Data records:
+---+

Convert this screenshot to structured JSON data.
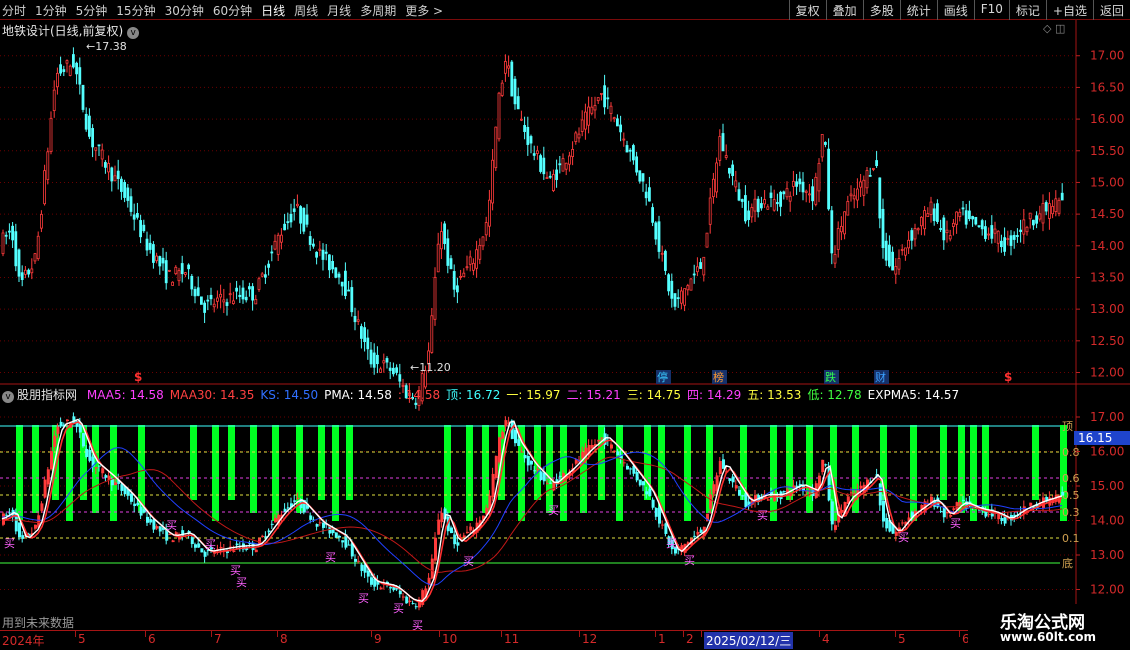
{
  "toolbar": {
    "periods": [
      "分时",
      "1分钟",
      "5分钟",
      "15分钟",
      "30分钟",
      "60分钟",
      "日线",
      "周线",
      "月线",
      "多周期",
      "更多 >"
    ],
    "active_period": "日线",
    "actions": [
      "复权",
      "叠加",
      "多股",
      "统计",
      "画线",
      "F10",
      "标记",
      "+自选",
      "返回"
    ]
  },
  "upper_chart": {
    "title": "地铁设计(日线,前复权)",
    "collapse_glyph": "v",
    "controls": "◇ ◫",
    "high_label": "17.38",
    "low_label": "11.20",
    "y_ticks": [
      "17.00",
      "16.50",
      "16.00",
      "15.50",
      "15.00",
      "14.50",
      "14.00",
      "13.50",
      "13.00",
      "12.50",
      "12.00"
    ],
    "event_markers": [
      {
        "text": "$",
        "color": "#ff3030"
      },
      {
        "text": "停",
        "color": "#38c8ff"
      },
      {
        "text": "榜",
        "color": "#ff9a30"
      },
      {
        "text": "跌",
        "color": "#30ff50"
      },
      {
        "text": "财",
        "color": "#3aa0ff"
      },
      {
        "text": "$",
        "color": "#ff3030"
      }
    ]
  },
  "lower_chart": {
    "indicator_name": "股朋指标网",
    "legend": [
      {
        "label": "MAA5: 14.58",
        "color": "#ff40ff"
      },
      {
        "label": "MAA30: 14.35",
        "color": "#ff4040"
      },
      {
        "label": "KS: 14.50",
        "color": "#3070ff"
      },
      {
        "label": "PMA: 14.58",
        "color": "#ffffff"
      },
      {
        "label": ": 14.58",
        "color": "#ff4040"
      },
      {
        "label": "顶: 16.72",
        "color": "#40ffff"
      },
      {
        "label": "一: 15.97",
        "color": "#ffff40"
      },
      {
        "label": "二: 15.21",
        "color": "#ff40ff"
      },
      {
        "label": "三: 14.75",
        "color": "#ffff40"
      },
      {
        "label": "四: 14.29",
        "color": "#ff40ff"
      },
      {
        "label": "五: 13.53",
        "color": "#ffff40"
      },
      {
        "label": "低: 12.78",
        "color": "#40ff40"
      },
      {
        "label": "EXPMA5: 14.57",
        "color": "#ffffff"
      }
    ],
    "y_ticks": [
      "17.00",
      "16.00",
      "15.00",
      "14.00",
      "13.00",
      "12.00"
    ],
    "level_labels": [
      "顶",
      "0.8",
      "0.6",
      "0.5",
      "0.3",
      "0.1",
      "底"
    ],
    "current_price": "16.15",
    "buy_label": "买",
    "future_note": "用到未来数据"
  },
  "time_axis": {
    "labels": [
      "2024年",
      "5",
      "6",
      "7",
      "8",
      "9",
      "10",
      "11",
      "12",
      "1",
      "2",
      "2025/02/12/三",
      "4",
      "5",
      "6"
    ]
  },
  "watermark": {
    "line1": "乐淘公式网",
    "line2": "www.60lt.com"
  },
  "colors": {
    "up": "#ff3b3b",
    "down": "#54ffff",
    "grid": "#6a0000",
    "bar_signal": "#00ff22",
    "top_line": "#40ffff",
    "bottom_line": "#40ff40"
  }
}
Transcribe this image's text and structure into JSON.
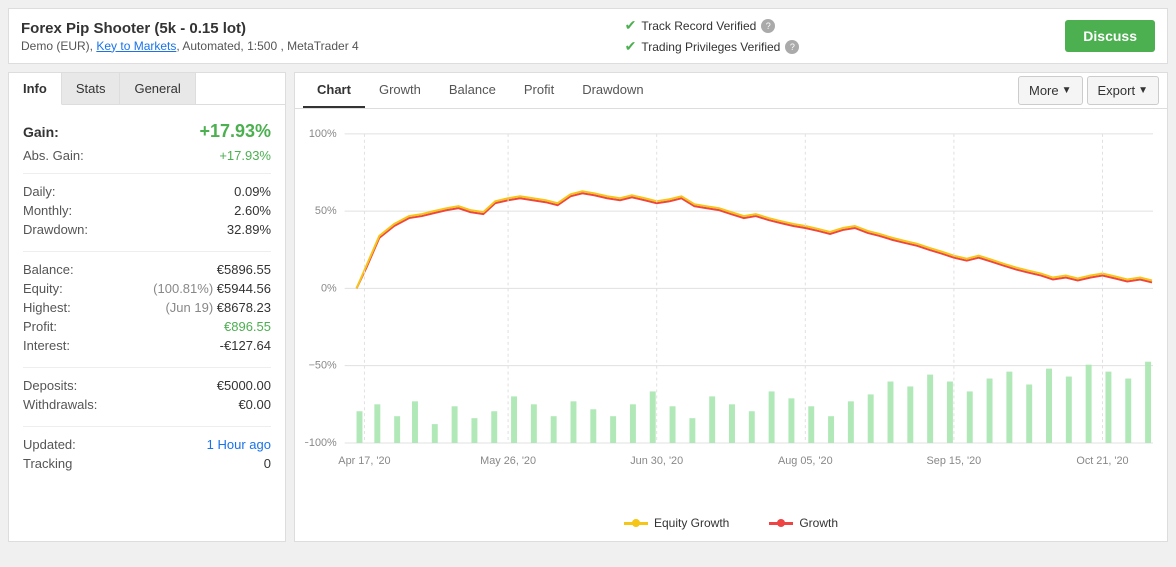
{
  "header": {
    "title": "Forex Pip Shooter (5k - 0.15 lot)",
    "subtitle": "Demo (EUR), Key to Markets, Automated, 1:500 , MetaTrader 4",
    "track_record": "Track Record Verified",
    "trading_privileges": "Trading Privileges Verified",
    "discuss_label": "Discuss"
  },
  "left_panel": {
    "tabs": [
      "Info",
      "Stats",
      "General"
    ],
    "active_tab": "Info",
    "gain_label": "Gain:",
    "gain_value": "+17.93%",
    "abs_gain_label": "Abs. Gain:",
    "abs_gain_value": "+17.93%",
    "stats": [
      {
        "label": "Daily:",
        "value": "0.09%"
      },
      {
        "label": "Monthly:",
        "value": "2.60%"
      },
      {
        "label": "Drawdown:",
        "value": "32.89%"
      }
    ],
    "stats2": [
      {
        "label": "Balance:",
        "value": "€5896.55"
      },
      {
        "label": "Equity:",
        "value": "(100.81%) €5944.56"
      },
      {
        "label": "Highest:",
        "value": "(Jun 19) €8678.23"
      },
      {
        "label": "Profit:",
        "value": "€896.55",
        "color": "green"
      },
      {
        "label": "Interest:",
        "value": "-€127.64"
      }
    ],
    "stats3": [
      {
        "label": "Deposits:",
        "value": "€5000.00"
      },
      {
        "label": "Withdrawals:",
        "value": "€0.00"
      }
    ],
    "stats4": [
      {
        "label": "Updated:",
        "value": "1 Hour ago",
        "color": "blue"
      },
      {
        "label": "Tracking",
        "value": "0"
      }
    ]
  },
  "right_panel": {
    "tabs": [
      "Chart",
      "Growth",
      "Balance",
      "Profit",
      "Drawdown"
    ],
    "active_tab": "Chart",
    "more_label": "More",
    "export_label": "Export",
    "y_axis_labels": [
      "100%",
      "50%",
      "0%",
      "-50%",
      "-100%"
    ],
    "x_axis_labels": [
      "Apr 17, '20",
      "May 26, '20",
      "Jun 30, '20",
      "Aug 05, '20",
      "Sep 15, '20",
      "Oct 21, '20"
    ],
    "legend": [
      {
        "label": "Equity Growth",
        "color": "yellow"
      },
      {
        "label": "Growth",
        "color": "red"
      }
    ]
  }
}
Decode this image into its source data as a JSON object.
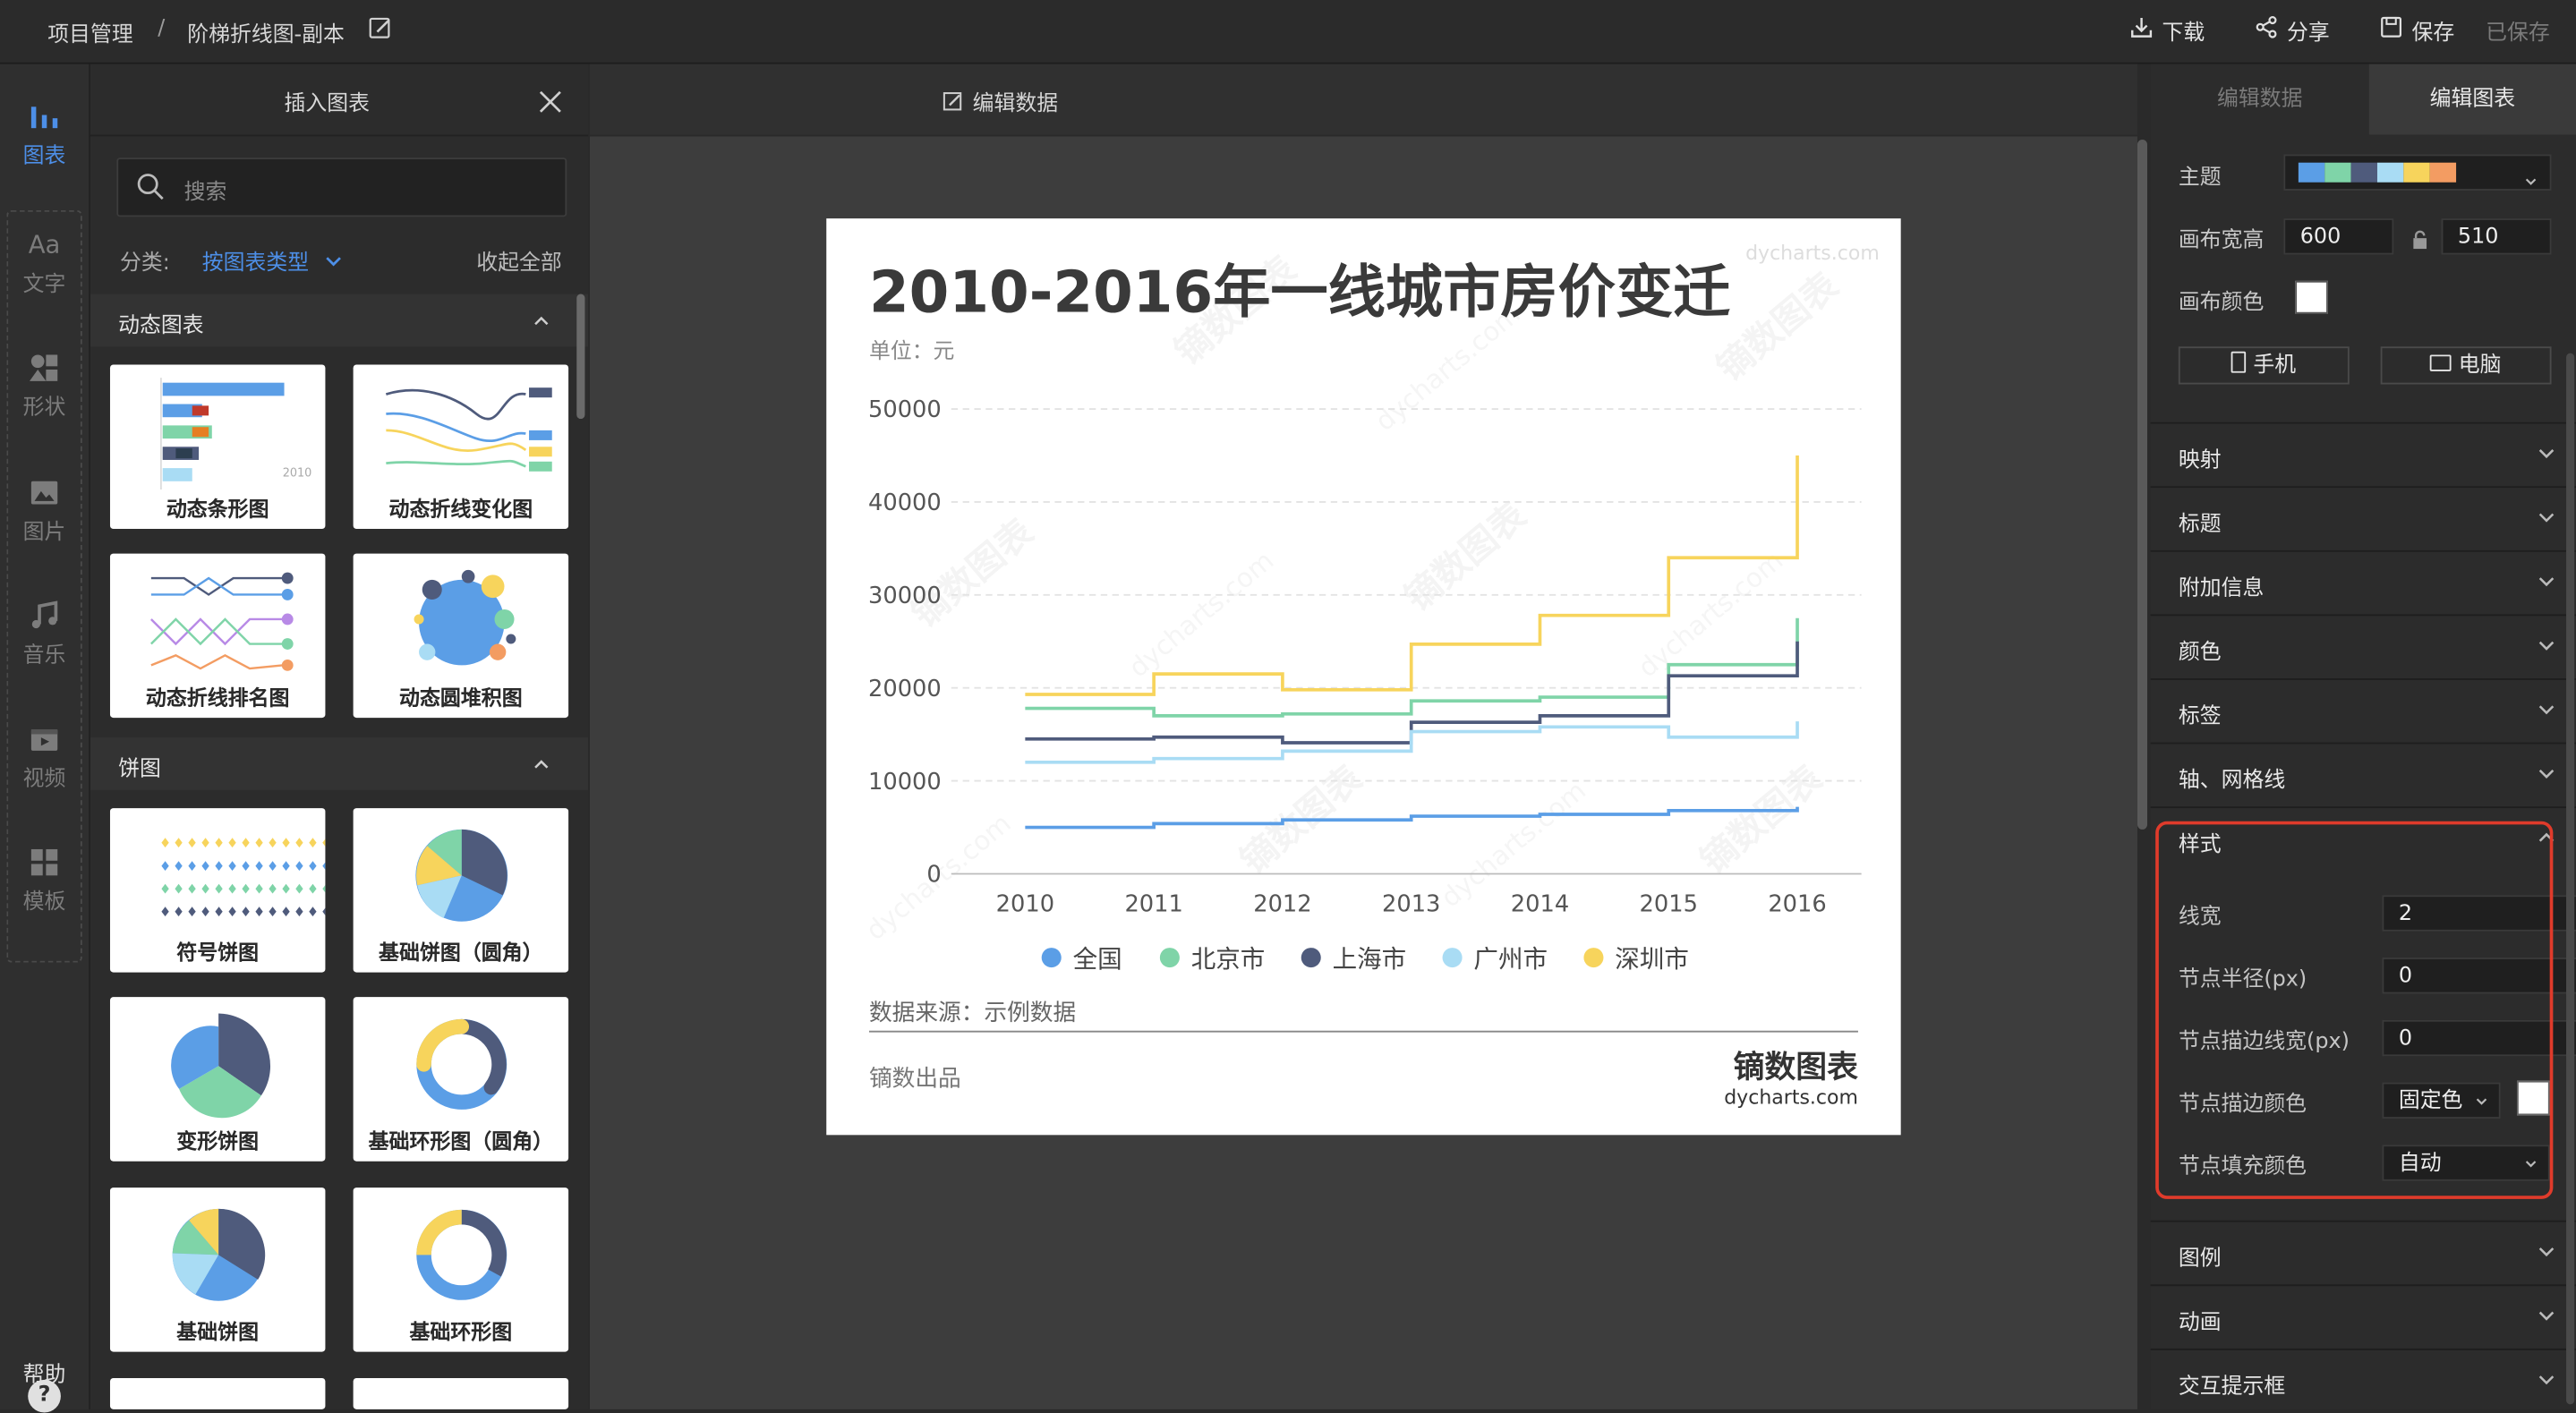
{
  "topbar": {
    "breadcrumb_root": "项目管理",
    "breadcrumb_sep": "/",
    "doc_title": "阶梯折线图-副本",
    "download": "下载",
    "share": "分享",
    "save": "保存",
    "saved_status": "已保存"
  },
  "rail": {
    "items": [
      {
        "label": "图表",
        "icon": "bar-chart-icon",
        "active": true
      },
      {
        "label": "文字",
        "icon": "text-icon"
      },
      {
        "label": "形状",
        "icon": "shape-icon"
      },
      {
        "label": "图片",
        "icon": "image-icon"
      },
      {
        "label": "音乐",
        "icon": "music-icon"
      },
      {
        "label": "视频",
        "icon": "video-icon"
      },
      {
        "label": "模板",
        "icon": "template-icon"
      }
    ],
    "help": "帮助",
    "help_glyph": "?"
  },
  "insert_panel": {
    "title": "插入图表",
    "search_placeholder": "搜索",
    "category_label": "分类:",
    "category_value": "按图表类型",
    "collapse_all": "收起全部",
    "sections": [
      {
        "title": "动态图表",
        "cards": [
          "动态条形图",
          "动态折线变化图",
          "动态折线排名图",
          "动态圆堆积图"
        ]
      },
      {
        "title": "饼图",
        "cards": [
          "符号饼图",
          "基础饼图（圆角）",
          "变形饼图",
          "基础环形图（圆角）",
          "基础饼图",
          "基础环形图"
        ]
      }
    ],
    "thumb_year": "2010"
  },
  "canvas": {
    "edit_data_label": "编辑数据"
  },
  "chart": {
    "title": "2010-2016年一线城市房价变迁",
    "unit": "单位：元",
    "source": "数据来源：示例数据",
    "producer": "镝数出品",
    "brand_cn": "镝数图表",
    "brand_en": "dycharts.com",
    "watermark": "dycharts.com"
  },
  "chart_data": {
    "type": "line",
    "step": true,
    "title": "2010-2016年一线城市房价变迁",
    "ylabel": "单位：元",
    "x": [
      "2010",
      "2011",
      "2012",
      "2013",
      "2014",
      "2015",
      "2016"
    ],
    "ylim": [
      0,
      50000
    ],
    "yticks": [
      0,
      10000,
      20000,
      30000,
      40000,
      50000
    ],
    "grid": true,
    "legend_position": "bottom",
    "series": [
      {
        "name": "全国",
        "color": "#5b9ee6",
        "values": [
          5000,
          5400,
          5800,
          6200,
          6400,
          6800,
          7200
        ]
      },
      {
        "name": "北京市",
        "color": "#7fd4a8",
        "values": [
          17800,
          17000,
          17200,
          18600,
          19000,
          22500,
          27500
        ]
      },
      {
        "name": "上海市",
        "color": "#4f5b7c",
        "values": [
          14500,
          14700,
          14100,
          16300,
          17000,
          21300,
          25000
        ]
      },
      {
        "name": "广州市",
        "color": "#a9dcf4",
        "values": [
          12000,
          12400,
          13200,
          15300,
          15800,
          14700,
          16400
        ]
      },
      {
        "name": "深圳市",
        "color": "#f7d45c",
        "values": [
          19300,
          21500,
          19800,
          24700,
          27800,
          34000,
          45000
        ]
      }
    ]
  },
  "right_panel": {
    "tabs": [
      "编辑数据",
      "编辑图表"
    ],
    "theme_label": "主题",
    "theme_colors": [
      "#5b9ee6",
      "#7fd4a8",
      "#4f5b7c",
      "#a9dcf4",
      "#f7d45c",
      "#f39c62"
    ],
    "canvas_size_label": "画布宽高",
    "canvas_width": "600",
    "canvas_height": "510",
    "canvas_color_label": "画布颜色",
    "canvas_color": "#ffffff",
    "mobile": "手机",
    "desktop": "电脑",
    "sections_top": [
      "映射",
      "标题",
      "附加信息",
      "颜色",
      "标签",
      "轴、网格线"
    ],
    "style_section": {
      "title": "样式",
      "line_width_label": "线宽",
      "line_width": "2",
      "node_radius_label": "节点半径(px)",
      "node_radius": "0",
      "node_stroke_width_label": "节点描边线宽(px)",
      "node_stroke_width": "0",
      "node_stroke_color_label": "节点描边颜色",
      "node_stroke_color_mode": "固定色",
      "node_fill_color_label": "节点填充颜色",
      "node_fill_color_mode": "自动"
    },
    "sections_bottom": [
      "图例",
      "动画",
      "交互提示框"
    ]
  }
}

+---+

Scan the material above. Copy each line where "Verified" occurs.

    "track_record": "Track Record Verified",
    "trading_privileges": "Trading Privileges Verified",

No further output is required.